Problem details: Gather up the lines that contain "difference".

Some records:
☆ ☆ ☆ ☆ ☆ ☆ ☆
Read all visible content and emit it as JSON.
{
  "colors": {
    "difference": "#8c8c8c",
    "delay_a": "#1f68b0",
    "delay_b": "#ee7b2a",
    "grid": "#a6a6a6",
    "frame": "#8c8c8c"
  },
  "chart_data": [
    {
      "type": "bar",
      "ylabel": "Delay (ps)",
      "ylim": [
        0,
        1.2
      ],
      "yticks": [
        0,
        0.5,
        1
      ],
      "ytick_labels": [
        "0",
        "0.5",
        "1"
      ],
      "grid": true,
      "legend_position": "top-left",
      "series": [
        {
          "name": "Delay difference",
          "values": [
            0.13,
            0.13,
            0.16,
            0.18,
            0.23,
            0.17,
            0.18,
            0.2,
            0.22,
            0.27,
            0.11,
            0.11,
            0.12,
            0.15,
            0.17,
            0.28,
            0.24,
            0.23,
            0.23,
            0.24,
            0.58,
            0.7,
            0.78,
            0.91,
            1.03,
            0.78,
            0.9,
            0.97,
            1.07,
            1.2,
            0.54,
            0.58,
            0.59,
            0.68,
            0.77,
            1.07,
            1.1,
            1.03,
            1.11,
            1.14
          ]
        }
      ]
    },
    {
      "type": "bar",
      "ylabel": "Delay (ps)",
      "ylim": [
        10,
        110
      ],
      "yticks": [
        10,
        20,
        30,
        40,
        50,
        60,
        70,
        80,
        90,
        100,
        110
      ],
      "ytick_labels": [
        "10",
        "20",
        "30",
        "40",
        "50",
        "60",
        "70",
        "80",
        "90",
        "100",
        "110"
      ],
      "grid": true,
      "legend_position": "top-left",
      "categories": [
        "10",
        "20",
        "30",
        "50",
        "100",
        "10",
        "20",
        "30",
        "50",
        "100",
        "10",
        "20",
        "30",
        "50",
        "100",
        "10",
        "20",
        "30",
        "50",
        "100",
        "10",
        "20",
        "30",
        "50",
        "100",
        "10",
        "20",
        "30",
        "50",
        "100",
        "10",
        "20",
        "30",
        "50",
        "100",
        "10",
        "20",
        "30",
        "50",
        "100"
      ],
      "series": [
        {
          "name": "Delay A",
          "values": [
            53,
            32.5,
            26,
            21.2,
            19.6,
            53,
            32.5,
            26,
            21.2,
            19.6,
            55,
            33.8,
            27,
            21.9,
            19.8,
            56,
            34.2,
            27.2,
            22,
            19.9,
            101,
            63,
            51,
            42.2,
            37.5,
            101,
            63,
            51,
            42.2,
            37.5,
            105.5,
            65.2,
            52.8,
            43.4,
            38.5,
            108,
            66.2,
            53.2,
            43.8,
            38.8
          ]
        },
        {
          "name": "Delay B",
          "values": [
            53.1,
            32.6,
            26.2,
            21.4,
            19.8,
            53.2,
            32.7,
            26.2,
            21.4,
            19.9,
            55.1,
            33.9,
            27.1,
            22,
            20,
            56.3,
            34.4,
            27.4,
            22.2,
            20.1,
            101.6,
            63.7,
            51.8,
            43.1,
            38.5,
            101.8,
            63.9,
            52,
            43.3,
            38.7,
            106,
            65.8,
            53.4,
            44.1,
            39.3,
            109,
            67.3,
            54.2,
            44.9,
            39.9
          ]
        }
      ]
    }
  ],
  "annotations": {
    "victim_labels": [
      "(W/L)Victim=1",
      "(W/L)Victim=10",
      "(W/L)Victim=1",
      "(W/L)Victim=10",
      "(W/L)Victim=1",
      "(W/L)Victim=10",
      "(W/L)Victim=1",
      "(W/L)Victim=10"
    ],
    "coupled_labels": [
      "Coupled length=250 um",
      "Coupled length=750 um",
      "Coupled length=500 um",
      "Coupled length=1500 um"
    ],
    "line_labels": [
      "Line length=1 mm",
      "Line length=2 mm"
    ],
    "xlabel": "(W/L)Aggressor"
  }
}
☆ ☆ ☆ ☆ ☆ ☆ ☆
Output below:
    "difference": "#8c8c8c",
          "name": "Delay difference",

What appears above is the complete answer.